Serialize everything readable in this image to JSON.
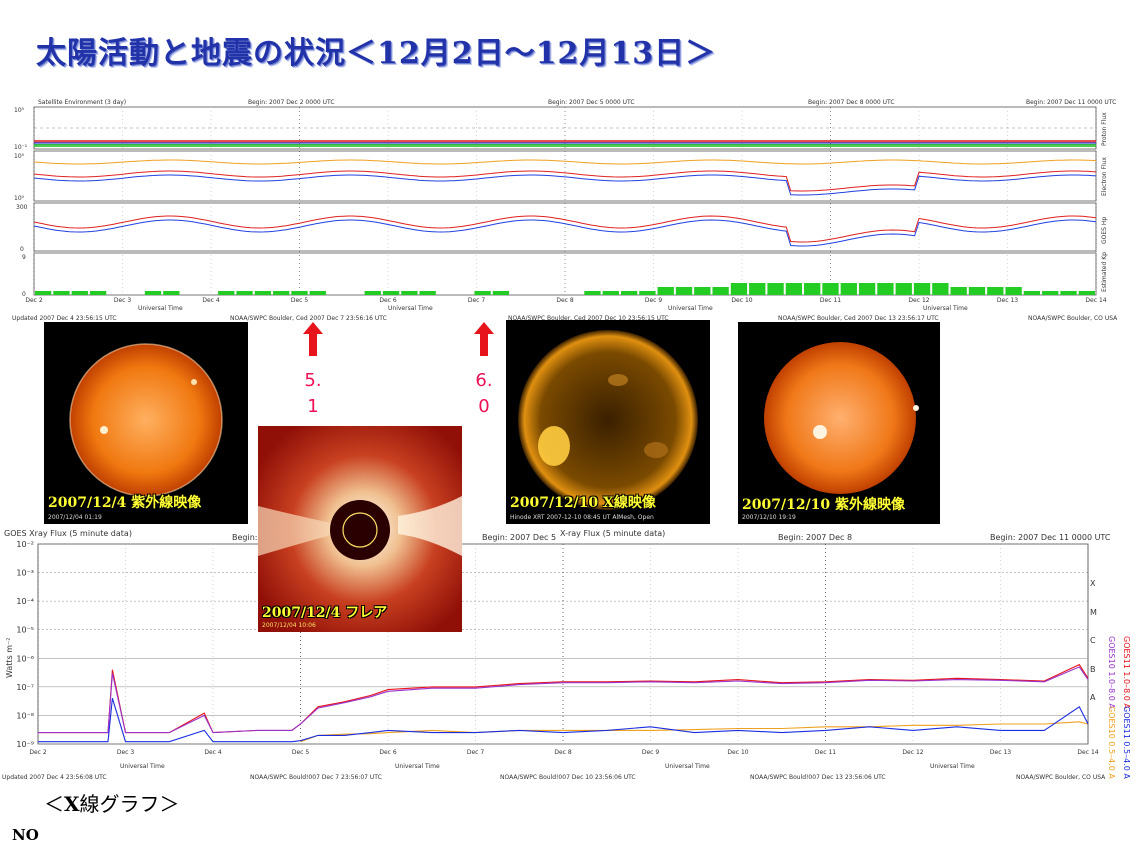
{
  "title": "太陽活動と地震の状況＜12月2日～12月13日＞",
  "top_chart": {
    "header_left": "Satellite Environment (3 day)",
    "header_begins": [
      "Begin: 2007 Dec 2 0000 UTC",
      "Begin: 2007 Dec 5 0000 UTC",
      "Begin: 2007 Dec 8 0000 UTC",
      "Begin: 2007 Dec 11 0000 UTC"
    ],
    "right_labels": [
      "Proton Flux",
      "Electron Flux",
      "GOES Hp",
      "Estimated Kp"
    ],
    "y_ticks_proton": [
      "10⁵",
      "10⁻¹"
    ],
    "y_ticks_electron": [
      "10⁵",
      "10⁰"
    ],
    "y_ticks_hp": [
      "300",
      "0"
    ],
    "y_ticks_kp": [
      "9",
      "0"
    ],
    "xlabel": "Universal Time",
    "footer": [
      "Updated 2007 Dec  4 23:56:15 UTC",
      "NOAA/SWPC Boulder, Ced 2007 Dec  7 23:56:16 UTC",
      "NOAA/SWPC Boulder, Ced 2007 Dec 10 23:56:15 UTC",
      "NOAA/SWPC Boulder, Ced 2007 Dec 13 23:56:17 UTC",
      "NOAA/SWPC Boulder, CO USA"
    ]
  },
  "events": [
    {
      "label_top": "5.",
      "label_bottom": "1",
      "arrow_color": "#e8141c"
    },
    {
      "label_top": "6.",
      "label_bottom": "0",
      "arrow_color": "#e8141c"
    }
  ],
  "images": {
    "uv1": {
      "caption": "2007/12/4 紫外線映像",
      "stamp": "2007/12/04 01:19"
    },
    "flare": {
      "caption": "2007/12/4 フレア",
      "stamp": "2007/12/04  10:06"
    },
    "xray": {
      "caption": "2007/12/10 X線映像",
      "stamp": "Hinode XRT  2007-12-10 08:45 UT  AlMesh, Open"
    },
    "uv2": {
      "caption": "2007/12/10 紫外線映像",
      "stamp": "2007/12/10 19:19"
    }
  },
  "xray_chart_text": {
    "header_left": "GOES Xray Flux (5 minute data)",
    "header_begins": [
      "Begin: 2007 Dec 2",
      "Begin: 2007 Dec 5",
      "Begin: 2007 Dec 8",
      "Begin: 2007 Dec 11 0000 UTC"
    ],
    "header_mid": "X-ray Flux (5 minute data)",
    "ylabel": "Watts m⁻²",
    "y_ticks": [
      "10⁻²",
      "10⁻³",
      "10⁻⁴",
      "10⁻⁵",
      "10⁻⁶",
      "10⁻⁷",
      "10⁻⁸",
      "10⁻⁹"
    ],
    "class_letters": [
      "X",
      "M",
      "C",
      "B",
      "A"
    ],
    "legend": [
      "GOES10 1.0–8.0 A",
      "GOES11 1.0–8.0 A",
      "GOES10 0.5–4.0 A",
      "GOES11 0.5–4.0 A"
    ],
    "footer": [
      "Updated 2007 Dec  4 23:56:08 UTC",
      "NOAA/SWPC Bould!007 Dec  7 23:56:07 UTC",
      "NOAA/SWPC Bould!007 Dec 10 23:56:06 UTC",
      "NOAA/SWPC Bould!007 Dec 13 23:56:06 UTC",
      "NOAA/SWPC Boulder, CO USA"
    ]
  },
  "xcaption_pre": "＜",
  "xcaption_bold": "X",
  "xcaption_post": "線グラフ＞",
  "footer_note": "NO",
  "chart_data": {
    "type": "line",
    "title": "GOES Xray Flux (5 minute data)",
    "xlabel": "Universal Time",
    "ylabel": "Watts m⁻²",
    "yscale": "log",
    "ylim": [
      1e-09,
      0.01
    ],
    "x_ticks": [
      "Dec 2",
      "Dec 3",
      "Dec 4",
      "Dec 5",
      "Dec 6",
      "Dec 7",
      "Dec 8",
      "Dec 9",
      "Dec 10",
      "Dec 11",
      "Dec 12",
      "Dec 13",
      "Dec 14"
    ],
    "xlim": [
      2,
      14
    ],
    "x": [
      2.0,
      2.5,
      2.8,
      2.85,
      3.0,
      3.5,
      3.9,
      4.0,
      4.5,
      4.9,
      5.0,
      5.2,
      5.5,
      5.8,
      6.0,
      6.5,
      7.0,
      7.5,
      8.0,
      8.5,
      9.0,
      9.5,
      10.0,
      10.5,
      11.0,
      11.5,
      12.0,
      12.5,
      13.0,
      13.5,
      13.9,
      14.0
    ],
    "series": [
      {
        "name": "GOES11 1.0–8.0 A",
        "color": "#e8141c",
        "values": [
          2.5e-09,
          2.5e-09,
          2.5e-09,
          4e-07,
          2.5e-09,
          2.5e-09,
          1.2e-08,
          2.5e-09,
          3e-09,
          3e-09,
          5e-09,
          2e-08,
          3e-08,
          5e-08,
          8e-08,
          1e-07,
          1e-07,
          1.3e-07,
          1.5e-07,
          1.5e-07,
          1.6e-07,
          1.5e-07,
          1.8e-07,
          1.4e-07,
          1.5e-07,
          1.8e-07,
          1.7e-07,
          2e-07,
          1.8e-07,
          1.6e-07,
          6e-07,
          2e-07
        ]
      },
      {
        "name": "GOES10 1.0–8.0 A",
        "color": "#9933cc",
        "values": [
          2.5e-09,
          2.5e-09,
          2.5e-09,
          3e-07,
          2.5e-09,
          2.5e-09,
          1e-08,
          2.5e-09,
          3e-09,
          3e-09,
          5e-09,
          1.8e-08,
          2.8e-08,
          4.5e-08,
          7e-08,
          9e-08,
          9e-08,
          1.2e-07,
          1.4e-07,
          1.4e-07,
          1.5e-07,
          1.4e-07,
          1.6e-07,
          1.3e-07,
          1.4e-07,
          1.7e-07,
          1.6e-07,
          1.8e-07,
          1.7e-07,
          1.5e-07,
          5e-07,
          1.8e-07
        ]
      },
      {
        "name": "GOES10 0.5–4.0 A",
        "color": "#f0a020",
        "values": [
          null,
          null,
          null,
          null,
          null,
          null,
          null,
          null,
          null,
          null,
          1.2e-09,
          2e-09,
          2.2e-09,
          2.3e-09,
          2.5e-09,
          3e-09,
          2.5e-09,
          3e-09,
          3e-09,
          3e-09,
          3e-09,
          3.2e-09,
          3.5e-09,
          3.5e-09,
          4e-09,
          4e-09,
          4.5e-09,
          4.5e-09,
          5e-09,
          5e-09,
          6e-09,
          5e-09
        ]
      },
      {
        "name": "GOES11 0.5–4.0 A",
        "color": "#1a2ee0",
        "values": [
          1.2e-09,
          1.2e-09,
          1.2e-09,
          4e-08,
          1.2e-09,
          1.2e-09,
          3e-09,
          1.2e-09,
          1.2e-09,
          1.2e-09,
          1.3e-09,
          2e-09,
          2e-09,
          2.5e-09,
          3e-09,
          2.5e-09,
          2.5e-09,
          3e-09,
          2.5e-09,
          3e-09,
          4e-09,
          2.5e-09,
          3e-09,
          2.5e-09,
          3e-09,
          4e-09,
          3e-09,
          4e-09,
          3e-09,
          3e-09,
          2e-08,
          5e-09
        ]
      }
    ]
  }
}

::::

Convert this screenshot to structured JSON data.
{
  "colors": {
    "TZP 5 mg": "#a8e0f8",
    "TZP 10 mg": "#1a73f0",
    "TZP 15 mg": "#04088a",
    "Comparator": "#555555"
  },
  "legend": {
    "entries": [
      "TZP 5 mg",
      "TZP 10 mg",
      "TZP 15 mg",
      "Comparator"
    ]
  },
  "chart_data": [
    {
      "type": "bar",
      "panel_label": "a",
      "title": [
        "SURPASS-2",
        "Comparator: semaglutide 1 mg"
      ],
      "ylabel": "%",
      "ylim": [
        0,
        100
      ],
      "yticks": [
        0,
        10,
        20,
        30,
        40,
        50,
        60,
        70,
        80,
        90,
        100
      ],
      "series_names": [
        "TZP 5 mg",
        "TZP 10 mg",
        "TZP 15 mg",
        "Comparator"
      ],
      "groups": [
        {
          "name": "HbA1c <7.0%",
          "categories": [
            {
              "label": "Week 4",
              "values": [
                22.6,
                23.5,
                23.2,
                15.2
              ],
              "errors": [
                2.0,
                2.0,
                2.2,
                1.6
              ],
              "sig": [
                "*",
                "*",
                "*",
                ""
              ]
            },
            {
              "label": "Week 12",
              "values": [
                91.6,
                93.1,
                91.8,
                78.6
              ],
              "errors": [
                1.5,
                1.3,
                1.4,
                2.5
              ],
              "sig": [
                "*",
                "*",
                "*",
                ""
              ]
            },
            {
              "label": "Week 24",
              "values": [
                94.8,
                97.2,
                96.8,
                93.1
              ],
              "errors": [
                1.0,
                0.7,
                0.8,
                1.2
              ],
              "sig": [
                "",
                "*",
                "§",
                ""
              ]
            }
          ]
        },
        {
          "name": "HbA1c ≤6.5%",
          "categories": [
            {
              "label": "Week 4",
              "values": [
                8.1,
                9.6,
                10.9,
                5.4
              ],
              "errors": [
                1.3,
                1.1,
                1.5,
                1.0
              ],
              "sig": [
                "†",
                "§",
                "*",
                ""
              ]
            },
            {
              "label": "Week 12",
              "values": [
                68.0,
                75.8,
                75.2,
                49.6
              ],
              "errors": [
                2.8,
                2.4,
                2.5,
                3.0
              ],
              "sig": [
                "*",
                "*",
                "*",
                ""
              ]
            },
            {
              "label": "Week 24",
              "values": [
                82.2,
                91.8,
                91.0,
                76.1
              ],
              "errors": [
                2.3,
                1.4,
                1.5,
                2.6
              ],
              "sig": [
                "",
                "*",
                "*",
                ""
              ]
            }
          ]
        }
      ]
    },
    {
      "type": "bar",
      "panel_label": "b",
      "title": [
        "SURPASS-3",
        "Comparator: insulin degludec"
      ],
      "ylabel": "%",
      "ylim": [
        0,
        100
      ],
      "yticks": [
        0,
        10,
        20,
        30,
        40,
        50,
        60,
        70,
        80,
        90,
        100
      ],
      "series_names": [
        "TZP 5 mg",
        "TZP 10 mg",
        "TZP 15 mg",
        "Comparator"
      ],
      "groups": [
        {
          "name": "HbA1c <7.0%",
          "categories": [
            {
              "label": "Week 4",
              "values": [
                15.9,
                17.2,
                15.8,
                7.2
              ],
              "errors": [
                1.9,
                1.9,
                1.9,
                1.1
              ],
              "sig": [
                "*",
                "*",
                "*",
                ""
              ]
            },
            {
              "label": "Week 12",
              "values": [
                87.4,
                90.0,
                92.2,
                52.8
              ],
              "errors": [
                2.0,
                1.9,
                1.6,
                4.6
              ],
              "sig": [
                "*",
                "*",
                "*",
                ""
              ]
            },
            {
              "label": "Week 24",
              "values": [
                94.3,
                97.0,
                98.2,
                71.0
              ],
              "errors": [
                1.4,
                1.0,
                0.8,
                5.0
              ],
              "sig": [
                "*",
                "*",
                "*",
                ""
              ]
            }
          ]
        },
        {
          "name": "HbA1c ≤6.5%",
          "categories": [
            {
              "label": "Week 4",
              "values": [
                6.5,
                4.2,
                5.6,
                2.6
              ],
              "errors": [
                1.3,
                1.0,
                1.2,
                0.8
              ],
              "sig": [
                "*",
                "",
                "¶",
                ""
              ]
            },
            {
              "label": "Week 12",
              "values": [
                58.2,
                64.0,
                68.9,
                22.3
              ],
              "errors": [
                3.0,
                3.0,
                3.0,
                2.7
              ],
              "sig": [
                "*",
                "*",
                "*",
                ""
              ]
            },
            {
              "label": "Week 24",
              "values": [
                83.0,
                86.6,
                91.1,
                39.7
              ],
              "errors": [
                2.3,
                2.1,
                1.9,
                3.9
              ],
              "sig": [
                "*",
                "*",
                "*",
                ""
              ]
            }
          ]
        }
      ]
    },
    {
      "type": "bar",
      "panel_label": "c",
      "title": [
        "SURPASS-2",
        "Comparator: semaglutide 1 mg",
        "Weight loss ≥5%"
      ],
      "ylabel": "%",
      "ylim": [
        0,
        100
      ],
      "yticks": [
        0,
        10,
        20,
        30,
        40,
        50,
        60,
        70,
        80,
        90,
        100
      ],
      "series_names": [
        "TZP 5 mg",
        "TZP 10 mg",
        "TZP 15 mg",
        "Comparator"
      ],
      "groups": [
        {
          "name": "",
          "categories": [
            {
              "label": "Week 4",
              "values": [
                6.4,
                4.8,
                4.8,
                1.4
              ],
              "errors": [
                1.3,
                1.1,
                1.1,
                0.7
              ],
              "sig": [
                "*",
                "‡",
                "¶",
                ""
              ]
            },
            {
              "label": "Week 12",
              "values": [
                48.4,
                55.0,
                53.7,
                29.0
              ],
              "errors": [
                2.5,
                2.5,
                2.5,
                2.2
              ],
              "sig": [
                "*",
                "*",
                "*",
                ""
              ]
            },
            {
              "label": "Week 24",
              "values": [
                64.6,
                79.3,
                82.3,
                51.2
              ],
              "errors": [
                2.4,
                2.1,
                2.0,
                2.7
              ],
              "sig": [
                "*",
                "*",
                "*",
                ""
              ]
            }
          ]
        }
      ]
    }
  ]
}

::::

> JOB:
Pull out every line in the data above that has the word "JSON".

> EXERCISE OUTPUT:
Serialize everything readable in this image to JSON.
Convert this screenshot to structured JSON data.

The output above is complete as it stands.